# What you should do
Write out every line of the material as it stands, apart from the pictures.

-- start Provided data --

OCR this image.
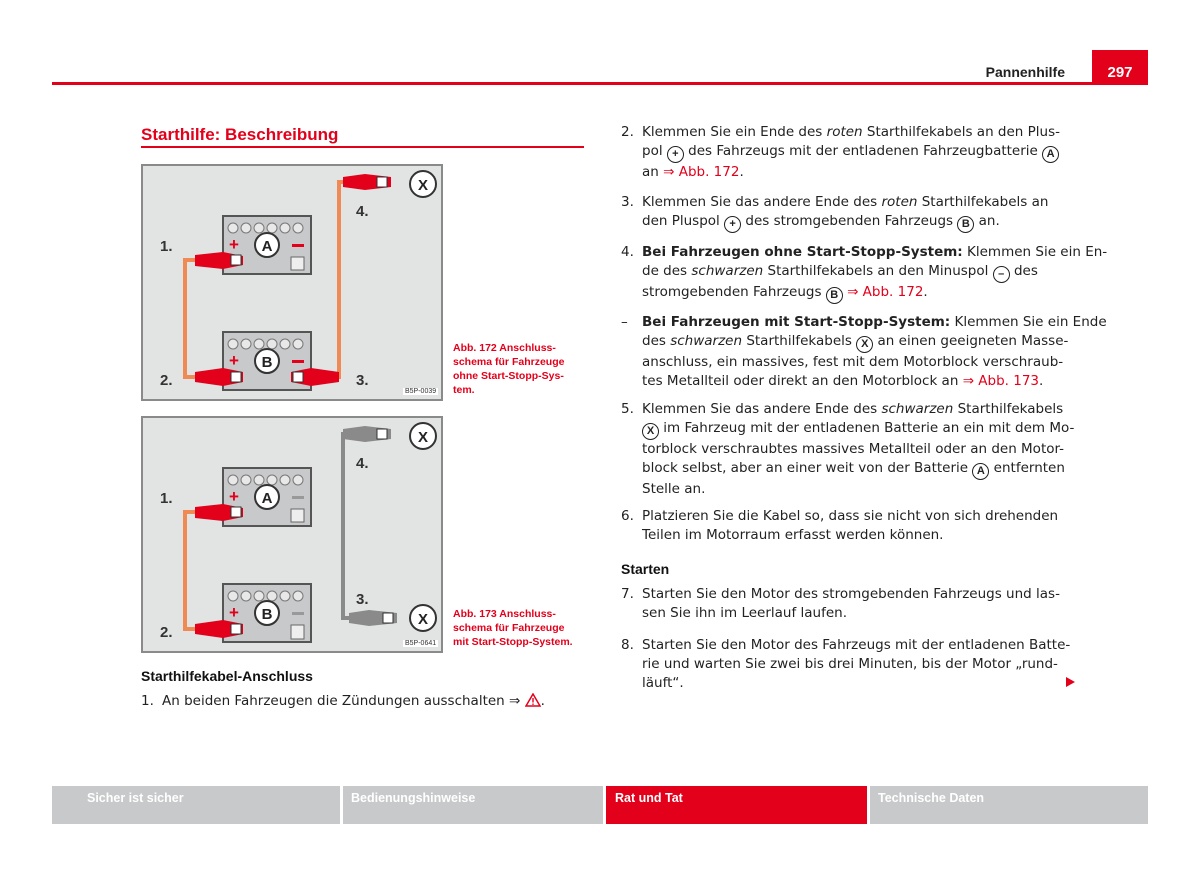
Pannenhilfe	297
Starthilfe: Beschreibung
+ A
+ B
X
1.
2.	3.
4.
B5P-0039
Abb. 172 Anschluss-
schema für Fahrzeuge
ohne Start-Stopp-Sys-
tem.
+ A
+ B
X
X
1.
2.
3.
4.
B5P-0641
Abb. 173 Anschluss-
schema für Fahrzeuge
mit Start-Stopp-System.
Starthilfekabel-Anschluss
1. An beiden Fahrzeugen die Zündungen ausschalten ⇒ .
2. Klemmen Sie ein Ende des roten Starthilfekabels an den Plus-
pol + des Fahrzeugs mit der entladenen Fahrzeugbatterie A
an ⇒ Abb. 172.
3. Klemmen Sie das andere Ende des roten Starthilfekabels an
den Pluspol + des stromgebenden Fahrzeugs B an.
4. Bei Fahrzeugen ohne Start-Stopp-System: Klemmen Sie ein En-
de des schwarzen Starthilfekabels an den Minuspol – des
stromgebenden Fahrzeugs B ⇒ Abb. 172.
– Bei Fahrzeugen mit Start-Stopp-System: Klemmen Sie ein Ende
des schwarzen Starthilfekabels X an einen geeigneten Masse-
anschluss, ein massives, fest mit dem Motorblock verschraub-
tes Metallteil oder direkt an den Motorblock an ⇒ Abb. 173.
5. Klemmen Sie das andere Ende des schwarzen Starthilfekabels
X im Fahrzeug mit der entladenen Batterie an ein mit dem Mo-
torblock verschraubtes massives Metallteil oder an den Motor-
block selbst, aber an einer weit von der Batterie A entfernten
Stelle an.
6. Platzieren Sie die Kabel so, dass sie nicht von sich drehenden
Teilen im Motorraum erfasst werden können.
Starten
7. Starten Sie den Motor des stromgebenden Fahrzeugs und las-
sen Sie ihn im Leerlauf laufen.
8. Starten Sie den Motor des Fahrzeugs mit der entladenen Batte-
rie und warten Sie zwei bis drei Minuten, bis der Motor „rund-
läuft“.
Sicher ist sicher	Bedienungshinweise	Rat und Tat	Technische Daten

-- end Provided data --

# Full solution
OCR this image.
Pannenhilfe	297
Starthilfe: Beschreibung
+ A
+ B
X
1.
2.	3.
4.
B5P-0039
Abb. 172 Anschluss-
schema für Fahrzeuge
ohne Start-Stopp-Sys-
tem.
+ A
+ B
X
X
1.
2.
3.
4.
B5P-0641
Abb. 173 Anschluss-
schema für Fahrzeuge
mit Start-Stopp-System.
Starthilfekabel-Anschluss
1. An beiden Fahrzeugen die Zündungen ausschalten ⇒ .
2. Klemmen Sie ein Ende des roten Starthilfekabels an den Plus-
pol + des Fahrzeugs mit der entladenen Fahrzeugbatterie A
an ⇒ Abb. 172.
3. Klemmen Sie das andere Ende des roten Starthilfekabels an
den Pluspol + des stromgebenden Fahrzeugs B an.
4. Bei Fahrzeugen ohne Start-Stopp-System: Klemmen Sie ein En-
de des schwarzen Starthilfekabels an den Minuspol – des
stromgebenden Fahrzeugs B ⇒ Abb. 172.
– Bei Fahrzeugen mit Start-Stopp-System: Klemmen Sie ein Ende
des schwarzen Starthilfekabels X an einen geeigneten Masse-
anschluss, ein massives, fest mit dem Motorblock verschraub-
tes Metallteil oder direkt an den Motorblock an ⇒ Abb. 173.
5. Klemmen Sie das andere Ende des schwarzen Starthilfekabels
X im Fahrzeug mit der entladenen Batterie an ein mit dem Mo-
torblock verschraubtes massives Metallteil oder an den Motor-
block selbst, aber an einer weit von der Batterie A entfernten
Stelle an.
6. Platzieren Sie die Kabel so, dass sie nicht von sich drehenden
Teilen im Motorraum erfasst werden können.
Starten
7. Starten Sie den Motor des stromgebenden Fahrzeugs und las-
sen Sie ihn im Leerlauf laufen.
8. Starten Sie den Motor des Fahrzeugs mit der entladenen Batte-
rie und warten Sie zwei bis drei Minuten, bis der Motor „rund-
läuft“.
Sicher ist sicher	Bedienungshinweise	Rat und Tat	Technische Daten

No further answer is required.